REQUIRED TASK –
Repeat the entries that follow verbatim, without any of their pictures.

────────────────

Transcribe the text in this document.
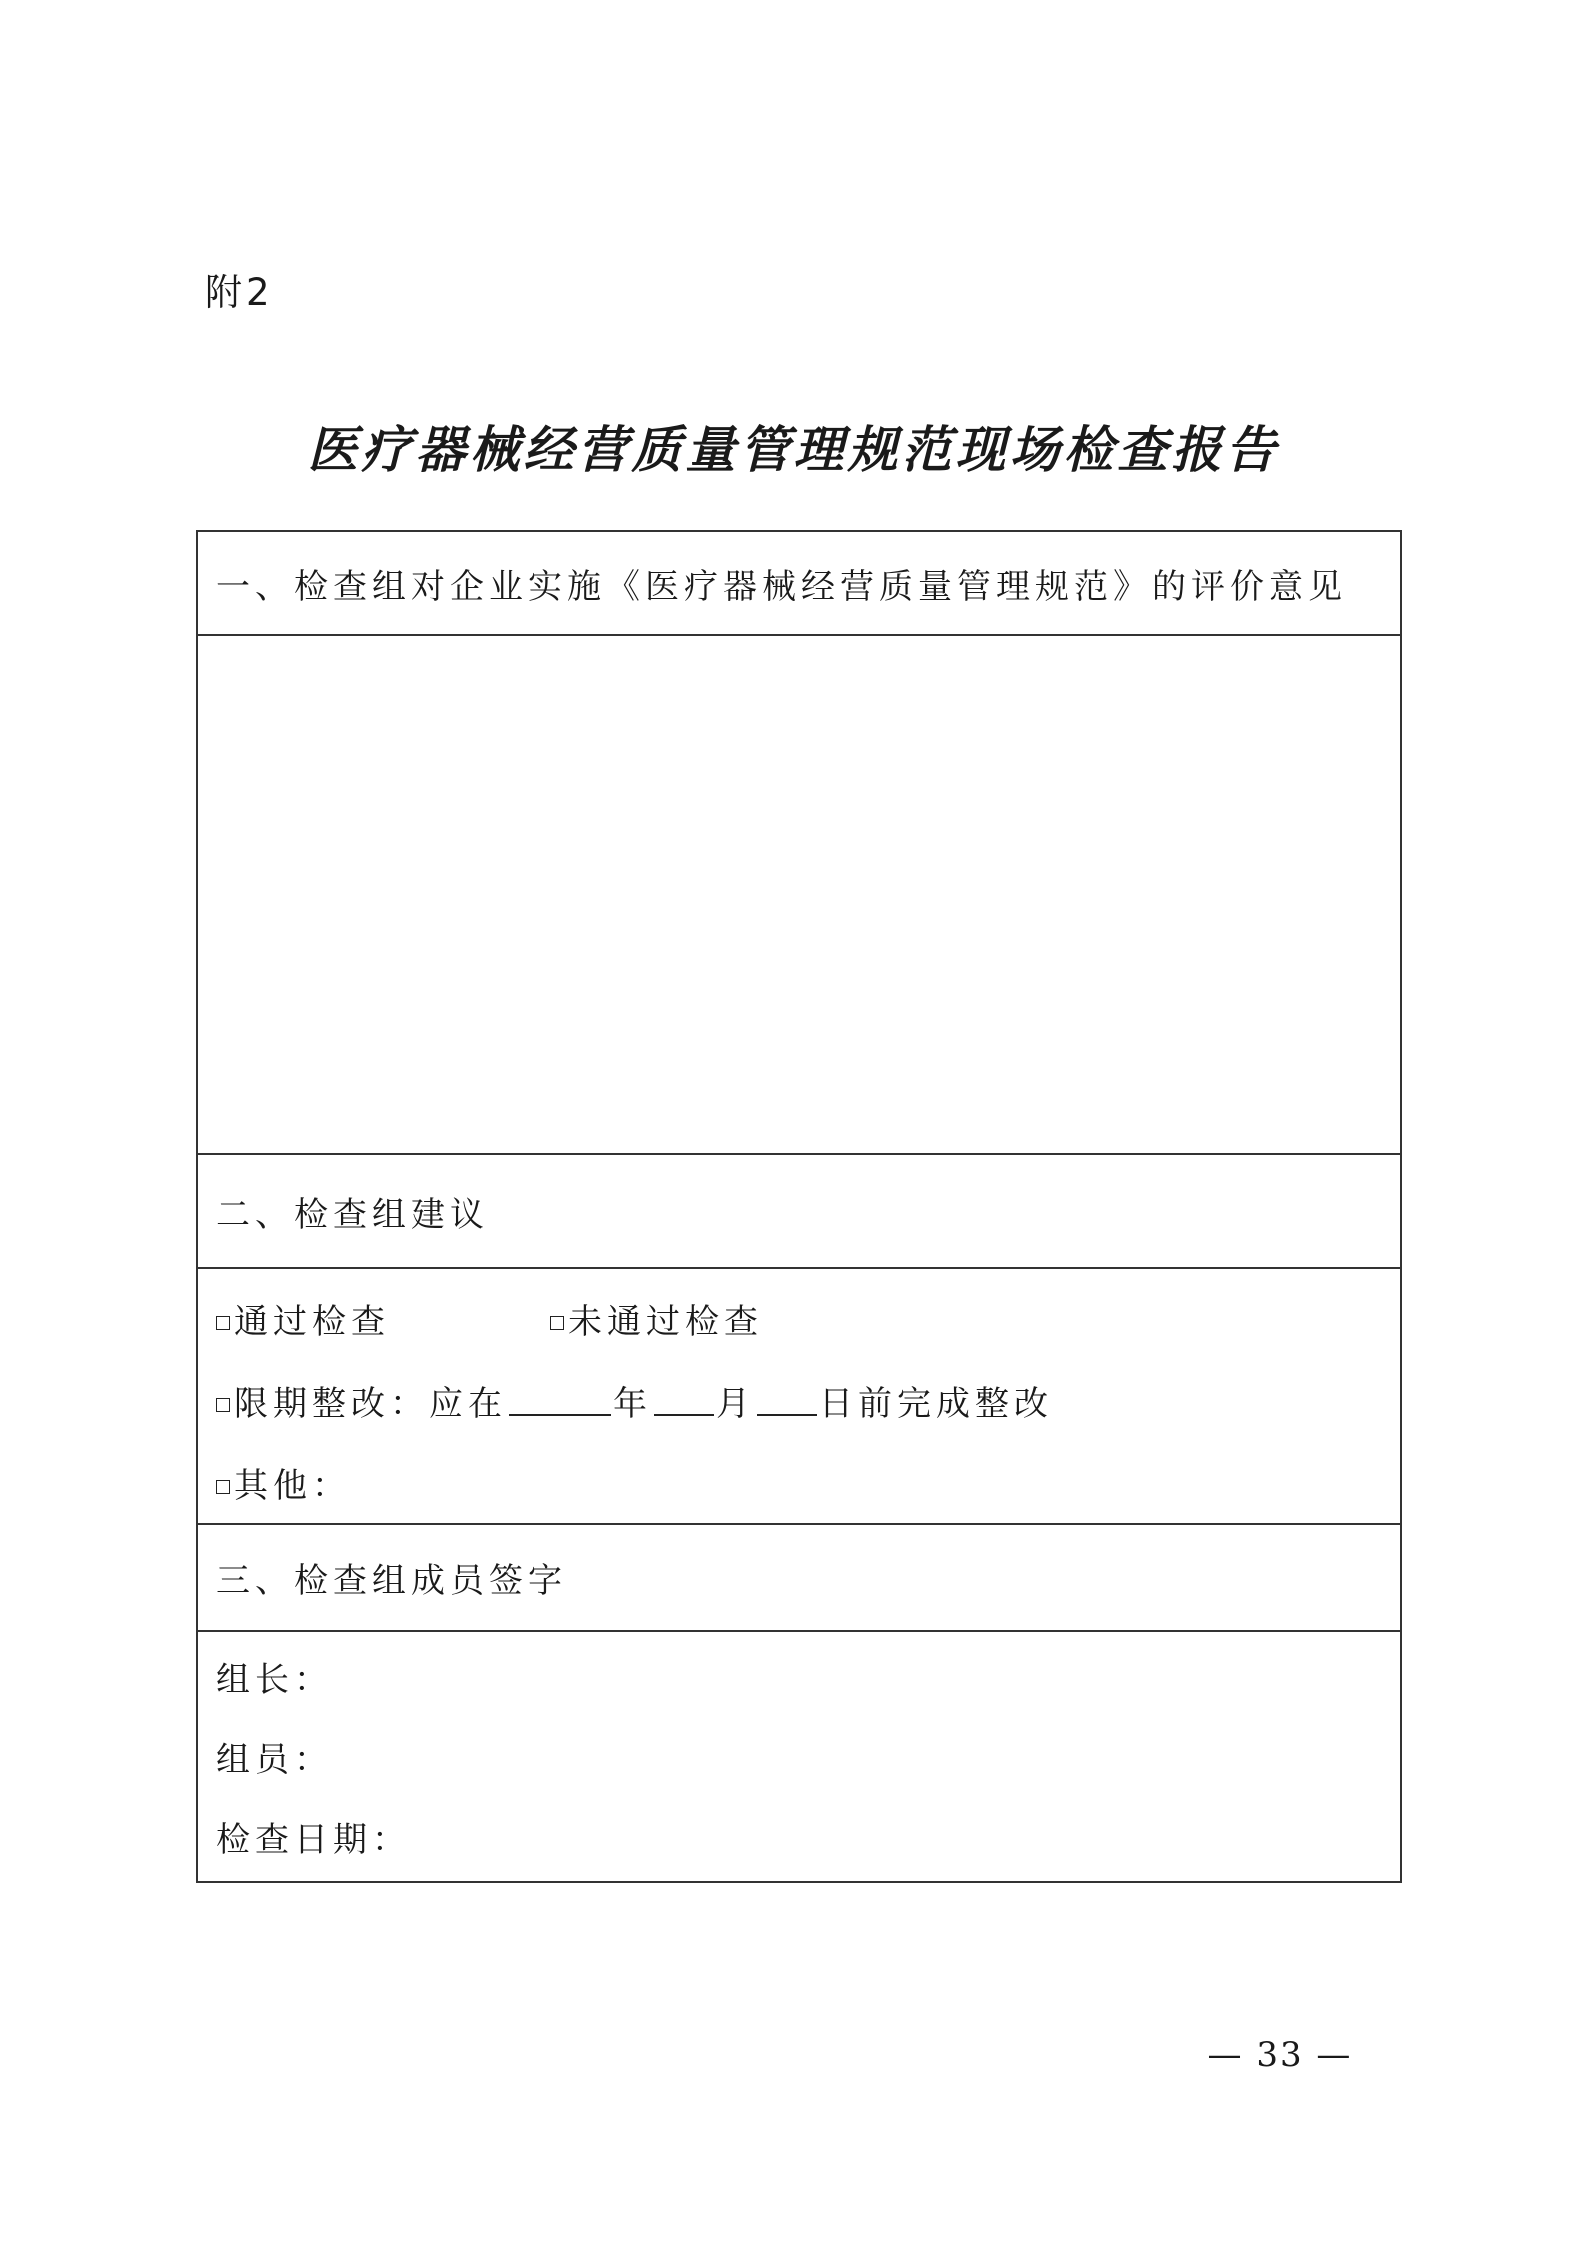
附2
医疗器械经营质量管理规范现场检查报告
一、检查组对企业实施《医疗器械经营质量管理规范》的评价意见

二、检查组建议

通过检查	未通过检查
限期整改：应在	年 月 日前完成整改
其他：

三、检查组成员签字

组长：
组员：
检查日期：
— 33 —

────────────────

THE RESPONSE –
Transcribe the text in this document.
附2
医疗器械经营质量管理规范现场检查报告
一、检查组对企业实施《医疗器械经营质量管理规范》的评价意见

二、检查组建议

通过检查	未通过检查
限期整改：应在	年 月 日前完成整改
其他：

三、检查组成员签字

组长：
组员：
检查日期：
— 33 —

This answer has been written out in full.